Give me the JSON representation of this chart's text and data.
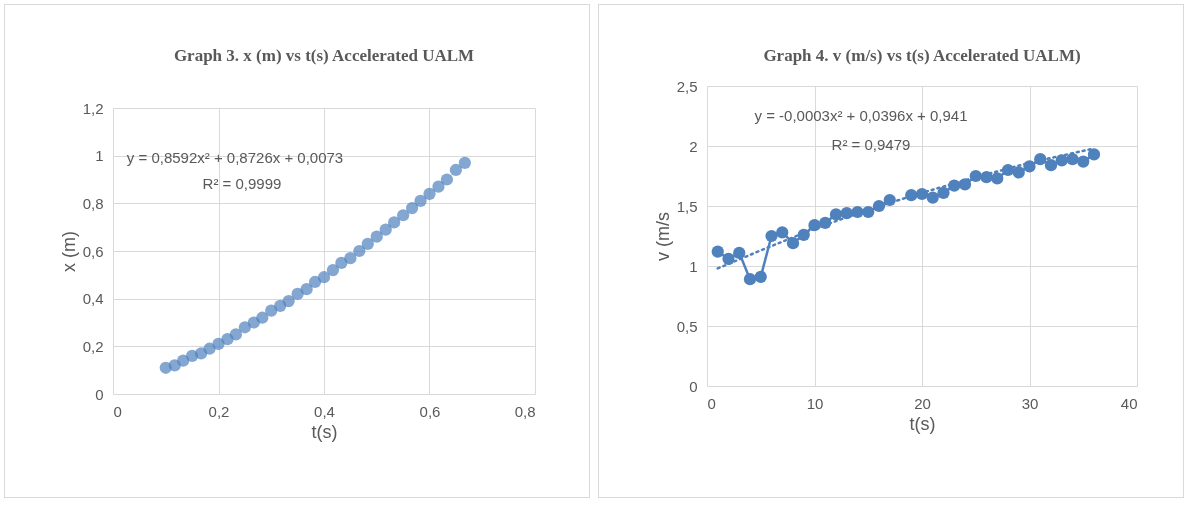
{
  "chart_data": [
    {
      "type": "scatter",
      "title": "Graph 3. x (m) vs t(s) Accelerated UALM",
      "xlabel": "t(s)",
      "ylabel": "x (m)",
      "x": [
        0.1,
        0.117,
        0.133,
        0.15,
        0.167,
        0.183,
        0.2,
        0.217,
        0.233,
        0.25,
        0.267,
        0.283,
        0.3,
        0.317,
        0.333,
        0.35,
        0.367,
        0.383,
        0.4,
        0.417,
        0.433,
        0.45,
        0.467,
        0.483,
        0.5,
        0.517,
        0.533,
        0.55,
        0.567,
        0.583,
        0.6,
        0.617,
        0.633,
        0.65,
        0.667
      ],
      "series": [
        {
          "color": "#4f81bd",
          "values": [
            0.11,
            0.12,
            0.14,
            0.16,
            0.17,
            0.19,
            0.21,
            0.23,
            0.25,
            0.28,
            0.3,
            0.32,
            0.35,
            0.37,
            0.39,
            0.42,
            0.44,
            0.47,
            0.49,
            0.52,
            0.55,
            0.57,
            0.6,
            0.63,
            0.66,
            0.69,
            0.72,
            0.75,
            0.78,
            0.81,
            0.84,
            0.87,
            0.9,
            0.94,
            0.97
          ]
        }
      ],
      "xlim": [
        0,
        0.8
      ],
      "xticks": [
        0,
        {
          "value": 0.2,
          "label": "0,2"
        },
        {
          "value": 0.4,
          "label": "0,4"
        },
        {
          "value": 0.6,
          "label": "0,6"
        },
        {
          "value": 0.8,
          "label": "0,8"
        }
      ],
      "ylim": [
        0,
        1.2
      ],
      "yticks": [
        0,
        {
          "value": 0.2,
          "label": "0,2"
        },
        {
          "value": 0.4,
          "label": "0,4"
        },
        {
          "value": 0.6,
          "label": "0,6"
        },
        {
          "value": 0.8,
          "label": "0,8"
        },
        1,
        {
          "value": 1.2,
          "label": "1,2"
        }
      ],
      "grid": true,
      "marker": "circle",
      "line_style": "solid",
      "annotations": [
        "y = 0,8592x² + 0,8726x + 0,0073",
        "R² = 0,9999"
      ]
    },
    {
      "type": "line",
      "title": "Graph 4. v (m/s) vs t(s) Accelerated UALM)",
      "xlabel": "t(s)",
      "ylabel": "v (m/s",
      "x": [
        1,
        2,
        3,
        4,
        5,
        6,
        7,
        8,
        9,
        10,
        11,
        12,
        13,
        14,
        15,
        16,
        17,
        18,
        19,
        20,
        21,
        22,
        23,
        24,
        25,
        26,
        27,
        28,
        29,
        30,
        31,
        32,
        33,
        34,
        35,
        36
      ],
      "series": [
        {
          "color": "#4f81bd",
          "values": [
            1.12,
            1.06,
            1.11,
            0.89,
            0.91,
            1.25,
            1.28,
            1.19,
            1.26,
            1.34,
            1.36,
            1.43,
            1.44,
            1.45,
            1.45,
            1.5,
            1.55,
            null,
            1.59,
            1.6,
            1.57,
            1.61,
            1.67,
            1.68,
            1.75,
            1.74,
            1.73,
            1.8,
            1.78,
            1.83,
            1.89,
            1.84,
            1.88,
            1.89,
            1.87,
            1.93
          ]
        },
        {
          "type": "line",
          "color": "#4f81bd",
          "marker": "none",
          "line_style": "dotted",
          "x": [
            1,
            5,
            10,
            15,
            20,
            25,
            30,
            36
          ],
          "values": [
            0.98,
            1.13,
            1.31,
            1.47,
            1.61,
            1.74,
            1.86,
            1.98
          ]
        }
      ],
      "xlim": [
        0,
        40
      ],
      "xticks": [
        0,
        10,
        20,
        30,
        40
      ],
      "ylim": [
        0,
        2.5
      ],
      "yticks": [
        0,
        {
          "value": 0.5,
          "label": "0,5"
        },
        1,
        {
          "value": 1.5,
          "label": "1,5"
        },
        2,
        {
          "value": 2.5,
          "label": "2,5"
        }
      ],
      "grid": true,
      "marker": "circle",
      "line_style": "solid",
      "annotations": [
        "y = -0,0003x² + 0,0396x + 0,941",
        "R² = 0,9479"
      ]
    }
  ]
}
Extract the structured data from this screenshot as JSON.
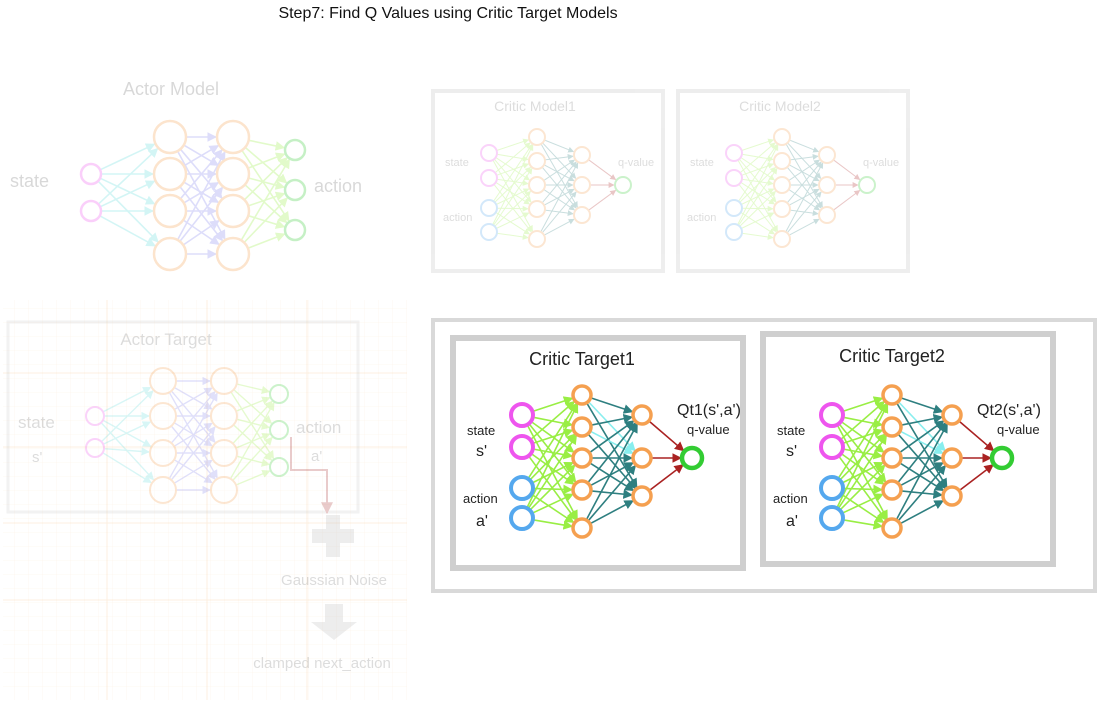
{
  "title": "Step7: Find Q Values using Critic Target Models",
  "actor_model": {
    "title": "Actor Model",
    "input_label": "state",
    "output_label": "action"
  },
  "critic_model1": {
    "title": "Critic Model1",
    "state_label": "state",
    "action_label": "action",
    "output_label": "q-value"
  },
  "critic_model2": {
    "title": "Critic Model2",
    "state_label": "state",
    "action_label": "action",
    "output_label": "q-value"
  },
  "actor_target": {
    "title": "Actor Target",
    "state_label": "state",
    "state_symbol": "s'",
    "output_label": "action",
    "output_symbol": "a'",
    "noise_label": "Gaussian Noise",
    "result_label": "clamped next_action"
  },
  "critic_target1": {
    "title": "Critic Target1",
    "state_label": "state",
    "state_symbol": "s'",
    "action_label": "action",
    "action_symbol": "a'",
    "q_label": "Qt1(s',a')",
    "output_label": "q-value"
  },
  "critic_target2": {
    "title": "Critic Target2",
    "state_label": "state",
    "state_symbol": "s'",
    "action_label": "action",
    "action_symbol": "a'",
    "q_label": "Qt2(s',a')",
    "output_label": "q-value"
  },
  "colors": {
    "state_node": "#ee55ee",
    "action_node": "#55a8ee",
    "hidden_node": "#f5a050",
    "output_node": "#33cc33",
    "edge_green": "#99ee44",
    "edge_cyan": "#88eeee",
    "edge_teal": "#2e7f80",
    "edge_red": "#aa2222",
    "actor_edge_blue": "#8888ee",
    "box_border": "#d0d0d0"
  }
}
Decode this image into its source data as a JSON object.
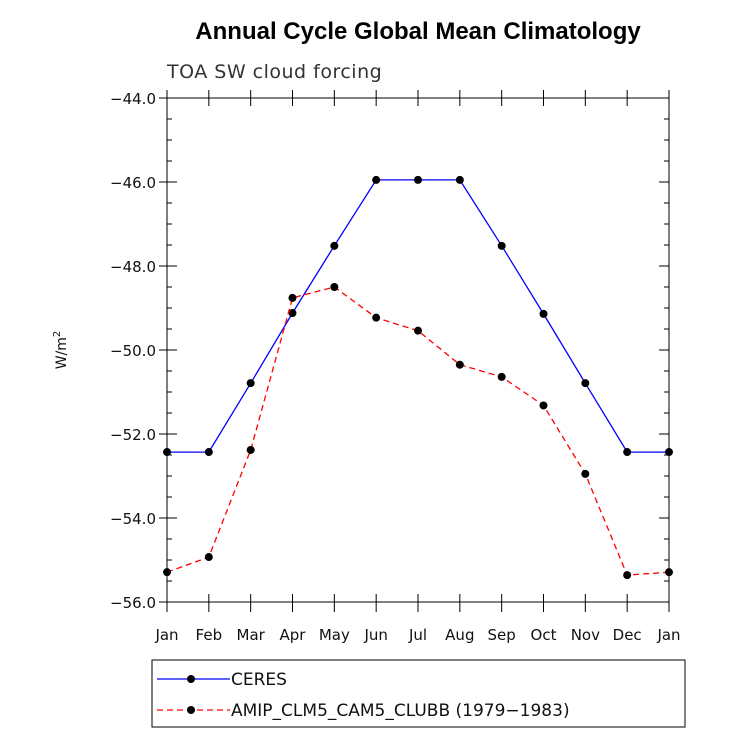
{
  "chart_data": {
    "type": "line",
    "title": "Annual Cycle Global Mean Climatology",
    "subtitle": "TOA SW cloud forcing",
    "ylabel": "W/m",
    "ylabel_sup": "2",
    "xlabel": "",
    "ylim": [
      -56.0,
      -44.0
    ],
    "yticks": [
      "-56.0",
      "-54.0",
      "-52.0",
      "-50.0",
      "-48.0",
      "-46.0",
      "-44.0"
    ],
    "categories": [
      "Jan",
      "Feb",
      "Mar",
      "Apr",
      "May",
      "Jun",
      "Jul",
      "Aug",
      "Sep",
      "Oct",
      "Nov",
      "Dec",
      "Jan"
    ],
    "series": [
      {
        "name": "CERES",
        "color": "#0000ff",
        "style": "solid",
        "values": [
          -52.43,
          -52.43,
          -50.79,
          -49.12,
          -47.52,
          -45.95,
          -45.95,
          -45.95,
          -47.52,
          -49.14,
          -50.79,
          -52.43,
          -52.43
        ]
      },
      {
        "name": "AMIP_CLM5_CAM5_CLUBB (1979-1983)",
        "color": "#ff0000",
        "style": "dashed",
        "values": [
          -55.29,
          -54.93,
          -52.38,
          -48.76,
          -48.5,
          -49.23,
          -49.54,
          -50.35,
          -50.64,
          -51.32,
          -52.95,
          -55.36,
          -55.29
        ]
      }
    ],
    "legend": {
      "position": "bottom",
      "entries": [
        "CERES",
        "AMIP_CLM5_CAM5_CLUBB (1979−1983)"
      ]
    }
  }
}
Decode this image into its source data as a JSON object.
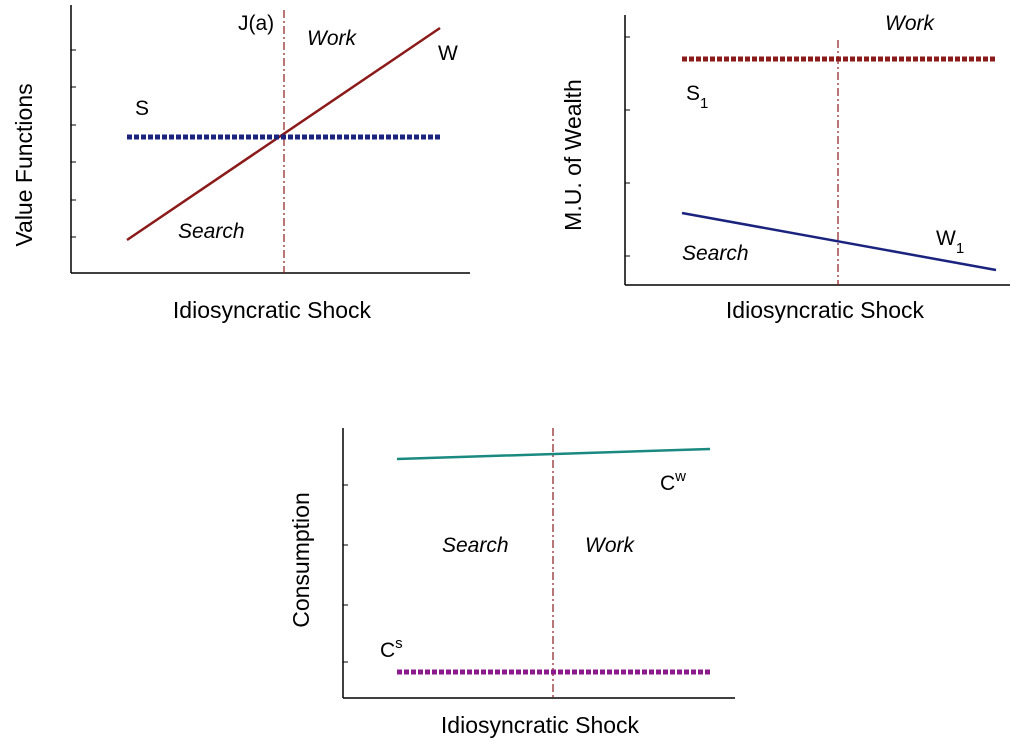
{
  "panels": [
    {
      "y_label": "Value Functions",
      "x_label": "Idiosyncratic Shock",
      "threshold": "J(a)",
      "right_region": "Work",
      "left_region": "Search",
      "line_a": "W",
      "line_b": "S"
    },
    {
      "y_label": "M.U. of Wealth",
      "x_label": "Idiosyncratic Shock",
      "right_region": "Work",
      "left_region": "Search",
      "line_a": {
        "base": "W",
        "sub": "1"
      },
      "line_b": {
        "base": "S",
        "sub": "1"
      }
    },
    {
      "y_label": "Consumption",
      "x_label": "Idiosyncratic Shock",
      "right_region": "Work",
      "left_region": "Search",
      "line_a": {
        "base": "C",
        "sup": "w"
      },
      "line_b": {
        "base": "C",
        "sup": "s"
      }
    }
  ]
}
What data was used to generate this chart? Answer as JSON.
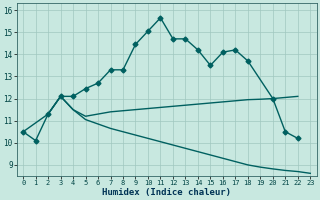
{
  "xlabel": "Humidex (Indice chaleur)",
  "background_color": "#c8e8e0",
  "grid_color": "#a0c8c0",
  "line_color": "#006060",
  "xlim": [
    -0.5,
    23.5
  ],
  "ylim": [
    8.5,
    16.3
  ],
  "yticks": [
    9,
    10,
    11,
    12,
    13,
    14,
    15,
    16
  ],
  "xticks": [
    0,
    1,
    2,
    3,
    4,
    5,
    6,
    7,
    8,
    9,
    10,
    11,
    12,
    13,
    14,
    15,
    16,
    17,
    18,
    19,
    20,
    21,
    22,
    23
  ],
  "curve1_x": [
    0,
    1,
    2,
    3,
    4,
    5,
    6,
    7,
    8,
    9,
    10,
    11,
    12,
    13,
    14,
    15,
    16,
    17,
    18,
    20,
    21,
    22
  ],
  "curve1_y": [
    10.5,
    10.1,
    11.3,
    12.1,
    12.1,
    12.45,
    12.7,
    13.3,
    13.3,
    14.45,
    15.05,
    15.65,
    14.7,
    14.7,
    14.2,
    13.5,
    14.1,
    14.2,
    13.7,
    12.0,
    10.5,
    10.2
  ],
  "curve2_x": [
    0,
    2,
    3,
    4,
    5,
    6,
    7,
    8,
    9,
    10,
    11,
    12,
    13,
    14,
    15,
    16,
    17,
    18,
    19,
    20,
    21,
    22
  ],
  "curve2_y": [
    10.5,
    11.3,
    12.1,
    11.5,
    11.2,
    11.3,
    11.4,
    11.45,
    11.5,
    11.55,
    11.6,
    11.65,
    11.7,
    11.75,
    11.8,
    11.85,
    11.9,
    11.95,
    11.97,
    12.0,
    12.05,
    12.1
  ],
  "curve3_x": [
    2,
    3,
    4,
    5,
    6,
    7,
    8,
    9,
    10,
    11,
    12,
    13,
    14,
    15,
    16,
    17,
    18,
    19,
    20,
    21,
    22,
    23
  ],
  "curve3_y": [
    11.3,
    12.1,
    11.5,
    11.05,
    10.85,
    10.65,
    10.5,
    10.35,
    10.2,
    10.05,
    9.9,
    9.75,
    9.6,
    9.45,
    9.3,
    9.15,
    9.0,
    8.9,
    8.82,
    8.75,
    8.7,
    8.62
  ],
  "line_width": 1.0,
  "marker_size": 2.5
}
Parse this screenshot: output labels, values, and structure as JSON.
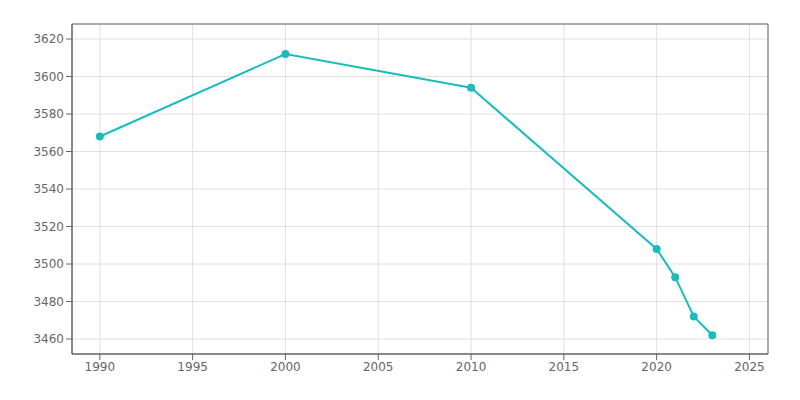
{
  "chart_data": {
    "type": "line",
    "x": [
      1990,
      2000,
      2010,
      2020,
      2021,
      2022,
      2023
    ],
    "series": [
      {
        "color": "#1abcbc",
        "marker": "circle",
        "values": [
          3568,
          3612,
          3594,
          3508,
          3493,
          3472,
          3462
        ]
      }
    ],
    "xlim": [
      1988.5,
      2026
    ],
    "ylim": [
      3452,
      3628
    ],
    "xticks": [
      1990,
      1995,
      2000,
      2005,
      2010,
      2015,
      2020,
      2025
    ],
    "yticks": [
      3460,
      3480,
      3500,
      3520,
      3540,
      3560,
      3580,
      3600,
      3620
    ],
    "grid": true
  }
}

> **What the task asks**:
Sift the material for lines with the string "Graph". Copy each one found.

> **Response**:
      "title": "Graph 3. x (m) vs t(s) Accelerated UALM",
      "title": "Graph 4. v (m/s) vs t(s) Accelerated UALM)",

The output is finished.